▸ Exercise details
Pick out every line with the word "iPhone" and copy it.

....................

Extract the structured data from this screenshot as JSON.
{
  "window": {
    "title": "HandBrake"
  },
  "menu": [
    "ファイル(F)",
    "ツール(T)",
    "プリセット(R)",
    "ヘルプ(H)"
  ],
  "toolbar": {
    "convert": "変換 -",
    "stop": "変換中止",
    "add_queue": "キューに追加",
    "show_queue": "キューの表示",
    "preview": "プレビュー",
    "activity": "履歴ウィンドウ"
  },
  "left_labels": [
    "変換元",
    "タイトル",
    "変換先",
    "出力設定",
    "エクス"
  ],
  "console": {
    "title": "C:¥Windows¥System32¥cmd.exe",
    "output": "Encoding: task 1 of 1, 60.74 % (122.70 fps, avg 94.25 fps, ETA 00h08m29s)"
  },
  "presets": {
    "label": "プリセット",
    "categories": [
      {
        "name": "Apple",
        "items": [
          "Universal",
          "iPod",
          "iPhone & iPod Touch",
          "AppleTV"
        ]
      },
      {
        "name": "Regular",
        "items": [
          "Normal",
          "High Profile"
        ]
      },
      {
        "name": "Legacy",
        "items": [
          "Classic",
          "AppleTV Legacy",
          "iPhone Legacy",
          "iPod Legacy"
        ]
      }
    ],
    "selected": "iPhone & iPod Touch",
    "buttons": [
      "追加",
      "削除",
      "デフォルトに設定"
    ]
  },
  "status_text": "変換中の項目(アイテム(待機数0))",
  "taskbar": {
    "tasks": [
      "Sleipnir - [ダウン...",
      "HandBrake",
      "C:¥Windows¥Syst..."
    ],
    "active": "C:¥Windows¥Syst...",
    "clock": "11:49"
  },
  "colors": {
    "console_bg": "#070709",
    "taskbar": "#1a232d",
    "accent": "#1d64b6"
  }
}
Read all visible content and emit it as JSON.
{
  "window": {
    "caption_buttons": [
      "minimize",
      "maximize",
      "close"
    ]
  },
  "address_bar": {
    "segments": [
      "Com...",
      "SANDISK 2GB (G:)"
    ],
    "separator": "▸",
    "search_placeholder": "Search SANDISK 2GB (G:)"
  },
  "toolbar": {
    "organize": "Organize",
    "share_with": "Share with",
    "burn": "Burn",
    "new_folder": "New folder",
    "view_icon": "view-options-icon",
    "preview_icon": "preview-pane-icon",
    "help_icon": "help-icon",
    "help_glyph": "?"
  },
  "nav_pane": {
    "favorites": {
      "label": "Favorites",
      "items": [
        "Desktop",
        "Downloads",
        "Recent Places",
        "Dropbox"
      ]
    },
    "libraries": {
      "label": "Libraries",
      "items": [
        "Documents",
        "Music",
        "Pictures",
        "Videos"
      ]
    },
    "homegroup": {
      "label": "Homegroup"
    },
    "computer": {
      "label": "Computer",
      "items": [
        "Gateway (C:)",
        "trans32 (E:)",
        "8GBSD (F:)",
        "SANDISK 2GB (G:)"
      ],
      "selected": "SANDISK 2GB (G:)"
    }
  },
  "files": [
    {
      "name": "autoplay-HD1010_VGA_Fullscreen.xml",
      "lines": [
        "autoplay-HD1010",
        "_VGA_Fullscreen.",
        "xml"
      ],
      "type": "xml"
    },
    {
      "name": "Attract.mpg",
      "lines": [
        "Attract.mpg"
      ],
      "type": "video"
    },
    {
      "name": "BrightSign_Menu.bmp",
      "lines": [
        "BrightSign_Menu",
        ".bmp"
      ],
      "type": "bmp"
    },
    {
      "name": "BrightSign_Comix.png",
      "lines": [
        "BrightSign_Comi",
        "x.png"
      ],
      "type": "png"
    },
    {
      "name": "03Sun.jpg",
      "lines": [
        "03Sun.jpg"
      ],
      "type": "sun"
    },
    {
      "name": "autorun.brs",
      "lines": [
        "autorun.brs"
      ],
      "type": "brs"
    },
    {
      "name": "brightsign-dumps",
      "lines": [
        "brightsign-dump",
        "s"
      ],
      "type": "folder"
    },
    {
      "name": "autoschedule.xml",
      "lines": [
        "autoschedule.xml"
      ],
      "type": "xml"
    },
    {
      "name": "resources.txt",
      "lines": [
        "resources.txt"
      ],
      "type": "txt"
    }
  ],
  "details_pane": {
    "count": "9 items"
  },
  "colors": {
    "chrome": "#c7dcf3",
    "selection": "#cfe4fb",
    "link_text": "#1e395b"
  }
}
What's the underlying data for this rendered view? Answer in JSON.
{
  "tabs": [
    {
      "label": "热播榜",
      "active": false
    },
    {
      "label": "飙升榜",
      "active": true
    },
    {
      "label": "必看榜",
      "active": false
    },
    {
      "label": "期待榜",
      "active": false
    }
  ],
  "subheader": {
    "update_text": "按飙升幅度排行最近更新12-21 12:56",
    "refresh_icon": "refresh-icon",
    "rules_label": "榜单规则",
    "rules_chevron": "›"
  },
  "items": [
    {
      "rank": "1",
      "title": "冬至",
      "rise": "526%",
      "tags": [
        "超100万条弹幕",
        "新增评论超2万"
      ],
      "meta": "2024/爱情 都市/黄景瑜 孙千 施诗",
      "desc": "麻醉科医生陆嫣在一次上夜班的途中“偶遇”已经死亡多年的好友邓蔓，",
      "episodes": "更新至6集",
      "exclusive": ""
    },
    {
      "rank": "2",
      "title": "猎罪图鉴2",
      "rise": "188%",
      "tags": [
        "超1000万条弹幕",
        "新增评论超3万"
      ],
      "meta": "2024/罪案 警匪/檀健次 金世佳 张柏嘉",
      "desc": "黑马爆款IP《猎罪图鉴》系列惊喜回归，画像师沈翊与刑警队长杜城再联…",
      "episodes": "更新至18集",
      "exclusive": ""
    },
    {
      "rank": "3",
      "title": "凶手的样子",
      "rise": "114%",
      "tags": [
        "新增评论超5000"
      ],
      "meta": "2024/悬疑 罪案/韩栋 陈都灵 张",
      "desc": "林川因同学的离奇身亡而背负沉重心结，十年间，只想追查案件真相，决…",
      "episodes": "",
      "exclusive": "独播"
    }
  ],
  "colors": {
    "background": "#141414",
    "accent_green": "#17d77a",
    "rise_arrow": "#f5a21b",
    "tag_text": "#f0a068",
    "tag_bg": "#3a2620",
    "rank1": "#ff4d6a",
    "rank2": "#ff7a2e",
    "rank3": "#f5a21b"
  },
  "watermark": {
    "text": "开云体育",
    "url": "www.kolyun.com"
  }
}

....................

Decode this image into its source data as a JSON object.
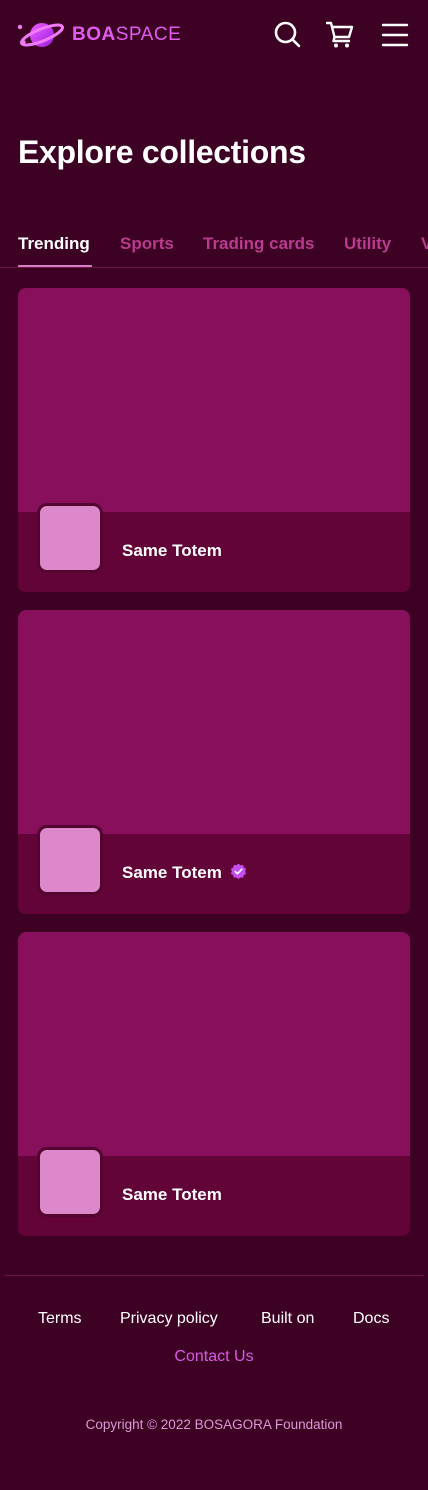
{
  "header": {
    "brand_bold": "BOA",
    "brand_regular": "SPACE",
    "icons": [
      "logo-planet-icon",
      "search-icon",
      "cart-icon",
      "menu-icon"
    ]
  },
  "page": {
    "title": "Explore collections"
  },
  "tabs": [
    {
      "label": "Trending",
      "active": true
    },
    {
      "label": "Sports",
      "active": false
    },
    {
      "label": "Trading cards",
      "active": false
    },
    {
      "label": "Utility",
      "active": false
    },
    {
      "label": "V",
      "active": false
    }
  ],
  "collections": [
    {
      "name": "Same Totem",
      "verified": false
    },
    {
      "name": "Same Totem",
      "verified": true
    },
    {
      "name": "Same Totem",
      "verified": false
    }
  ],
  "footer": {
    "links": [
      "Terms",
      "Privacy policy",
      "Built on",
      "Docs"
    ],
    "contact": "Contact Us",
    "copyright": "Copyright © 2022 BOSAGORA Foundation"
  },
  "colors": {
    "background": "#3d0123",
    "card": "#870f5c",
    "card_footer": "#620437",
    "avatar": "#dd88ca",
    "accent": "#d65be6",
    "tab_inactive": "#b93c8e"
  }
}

....................

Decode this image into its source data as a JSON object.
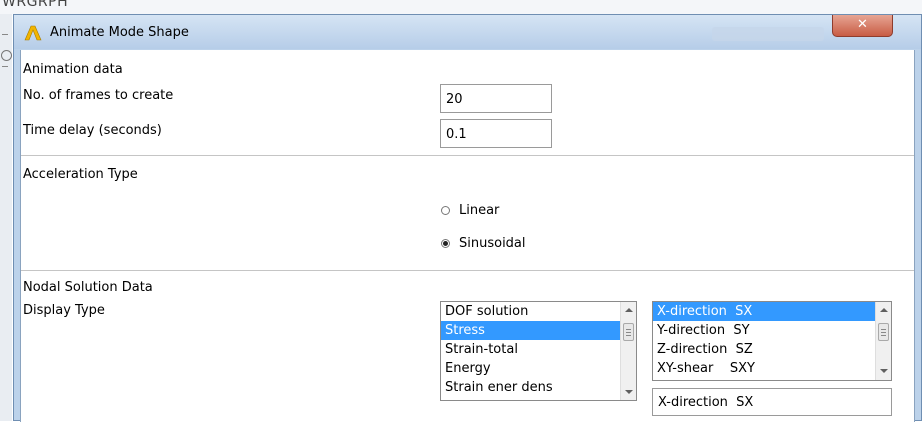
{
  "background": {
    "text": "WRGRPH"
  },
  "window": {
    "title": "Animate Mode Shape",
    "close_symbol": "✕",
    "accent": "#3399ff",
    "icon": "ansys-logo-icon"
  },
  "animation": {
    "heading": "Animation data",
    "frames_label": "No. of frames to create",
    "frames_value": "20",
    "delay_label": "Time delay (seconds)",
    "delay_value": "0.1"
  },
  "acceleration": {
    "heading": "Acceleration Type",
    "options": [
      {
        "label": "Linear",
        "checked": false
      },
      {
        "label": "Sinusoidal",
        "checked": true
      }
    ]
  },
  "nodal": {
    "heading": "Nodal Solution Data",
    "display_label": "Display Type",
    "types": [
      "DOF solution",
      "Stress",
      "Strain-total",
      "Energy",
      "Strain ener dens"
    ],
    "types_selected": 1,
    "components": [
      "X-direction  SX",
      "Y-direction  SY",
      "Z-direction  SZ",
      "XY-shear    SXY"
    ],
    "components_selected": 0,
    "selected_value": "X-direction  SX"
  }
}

....................

▸ Output
          "iPhone & iPod Touch",
          "iPhone Legacy",
    "selected": "iPhone & iPod Touch",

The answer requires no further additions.